* Data for the task *
* begin *
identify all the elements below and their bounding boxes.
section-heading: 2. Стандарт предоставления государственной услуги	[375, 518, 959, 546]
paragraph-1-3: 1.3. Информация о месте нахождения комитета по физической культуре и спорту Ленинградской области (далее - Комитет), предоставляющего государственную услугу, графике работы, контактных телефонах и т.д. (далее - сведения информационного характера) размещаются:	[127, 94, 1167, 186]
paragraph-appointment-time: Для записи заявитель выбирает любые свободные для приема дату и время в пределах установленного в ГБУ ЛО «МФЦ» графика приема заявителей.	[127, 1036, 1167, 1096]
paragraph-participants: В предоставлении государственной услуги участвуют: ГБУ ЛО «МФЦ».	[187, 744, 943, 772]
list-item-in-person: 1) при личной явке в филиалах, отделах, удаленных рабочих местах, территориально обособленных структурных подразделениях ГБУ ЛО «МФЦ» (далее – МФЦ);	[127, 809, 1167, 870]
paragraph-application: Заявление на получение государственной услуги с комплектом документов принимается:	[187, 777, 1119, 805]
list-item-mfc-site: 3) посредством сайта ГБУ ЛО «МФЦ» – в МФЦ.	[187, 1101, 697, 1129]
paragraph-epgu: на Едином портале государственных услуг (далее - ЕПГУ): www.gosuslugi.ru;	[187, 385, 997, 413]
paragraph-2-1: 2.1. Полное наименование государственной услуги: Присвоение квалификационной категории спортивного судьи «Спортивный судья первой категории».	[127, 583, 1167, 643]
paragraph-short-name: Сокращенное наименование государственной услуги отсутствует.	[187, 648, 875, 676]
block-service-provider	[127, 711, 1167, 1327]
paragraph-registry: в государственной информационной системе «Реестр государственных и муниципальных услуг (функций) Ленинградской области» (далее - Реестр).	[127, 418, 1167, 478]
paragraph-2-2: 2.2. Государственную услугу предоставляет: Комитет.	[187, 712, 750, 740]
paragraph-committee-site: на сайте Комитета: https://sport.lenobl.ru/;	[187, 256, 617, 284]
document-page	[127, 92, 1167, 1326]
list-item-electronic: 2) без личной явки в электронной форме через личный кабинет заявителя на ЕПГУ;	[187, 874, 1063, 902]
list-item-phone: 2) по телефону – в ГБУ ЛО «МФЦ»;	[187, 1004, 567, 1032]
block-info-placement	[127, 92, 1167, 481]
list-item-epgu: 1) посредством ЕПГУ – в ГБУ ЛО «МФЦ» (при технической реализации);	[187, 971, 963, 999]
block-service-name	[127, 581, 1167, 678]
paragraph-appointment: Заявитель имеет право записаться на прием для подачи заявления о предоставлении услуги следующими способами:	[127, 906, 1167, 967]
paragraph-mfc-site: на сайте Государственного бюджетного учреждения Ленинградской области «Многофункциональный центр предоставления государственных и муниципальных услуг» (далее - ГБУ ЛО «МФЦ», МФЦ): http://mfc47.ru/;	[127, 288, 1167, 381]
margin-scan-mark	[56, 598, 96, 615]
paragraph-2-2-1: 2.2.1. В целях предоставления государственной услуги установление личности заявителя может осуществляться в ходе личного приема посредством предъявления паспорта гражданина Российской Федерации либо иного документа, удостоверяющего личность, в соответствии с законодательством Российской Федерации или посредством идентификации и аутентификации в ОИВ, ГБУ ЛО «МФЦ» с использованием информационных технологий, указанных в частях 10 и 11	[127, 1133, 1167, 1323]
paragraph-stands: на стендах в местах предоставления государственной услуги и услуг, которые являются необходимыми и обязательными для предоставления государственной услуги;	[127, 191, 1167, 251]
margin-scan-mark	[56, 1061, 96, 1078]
* end *
* Written exercise *
Update the stretch of rows from the start of the rows through the row containing "list-item-in-person: 1) при", replacing "государственной услуги" with "муниципальной услуги" and leaving everything else unchanged.

* Solution to the problem *
identify all the elements below and their bounding boxes.
section-heading: 2. Стандарт предоставления муниципальной услуги	[375, 518, 959, 546]
paragraph-1-3: 1.3. Информация о месте нахождения комитета по физической культуре и спорту Ленинградской области (далее - Комитет), предоставляющего государственную услугу, графике работы, контактных телефонах и т.д. (далее - сведения информационного характера) размещаются:	[127, 94, 1167, 186]
paragraph-appointment-time: Для записи заявитель выбирает любые свободные для приема дату и время в пределах установленного в ГБУ ЛО «МФЦ» графика приема заявителей.	[127, 1036, 1167, 1096]
paragraph-participants: В предоставлении муниципальной услуги участвуют: ГБУ ЛО «МФЦ».	[187, 744, 943, 772]
list-item-in-person: 1) при личной явке в филиалах, отделах, удаленных рабочих местах, территориально обособленных структурных подразделениях ГБУ ЛО «МФЦ» (далее – МФЦ);	[127, 809, 1167, 870]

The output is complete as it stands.